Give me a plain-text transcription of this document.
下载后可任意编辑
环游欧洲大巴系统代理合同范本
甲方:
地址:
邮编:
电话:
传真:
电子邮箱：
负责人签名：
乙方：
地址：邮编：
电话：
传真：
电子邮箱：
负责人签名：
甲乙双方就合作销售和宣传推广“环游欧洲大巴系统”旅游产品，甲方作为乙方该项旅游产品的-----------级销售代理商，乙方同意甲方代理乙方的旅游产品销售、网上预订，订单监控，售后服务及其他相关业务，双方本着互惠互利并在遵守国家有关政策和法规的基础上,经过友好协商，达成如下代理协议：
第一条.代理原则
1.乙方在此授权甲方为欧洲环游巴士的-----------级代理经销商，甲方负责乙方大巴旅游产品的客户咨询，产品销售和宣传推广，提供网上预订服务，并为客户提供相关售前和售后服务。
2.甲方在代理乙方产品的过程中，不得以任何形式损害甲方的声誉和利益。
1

### TASK OBJECTIVE
Reproduce the material verbatim, line by line.

### FULL RESPONSE
Give me a plain-text transcription of this document.
下载后可任意编辑
环游欧洲大巴系统代理合同范本
甲方:
地址:
邮编:
电话:
传真:
电子邮箱：
负责人签名：
乙方：
地址：邮编：
电话：
传真：
电子邮箱：
负责人签名：
甲乙双方就合作销售和宣传推广“环游欧洲大巴系统”旅游产品，甲方作为乙方该项旅游产品的-----------级销售代理商，乙方同意甲方代理乙方的旅游产品销售、网上预订，订单监控，售后服务及其他相关业务，双方本着互惠互利并在遵守国家有关政策和法规的基础上,经过友好协商，达成如下代理协议：
第一条.代理原则
1.乙方在此授权甲方为欧洲环游巴士的-----------级代理经销商，甲方负责乙方大巴旅游产品的客户咨询，产品销售和宣传推广，提供网上预订服务，并为客户提供相关售前和售后服务。
2.甲方在代理乙方产品的过程中，不得以任何形式损害甲方的声誉和利益。
1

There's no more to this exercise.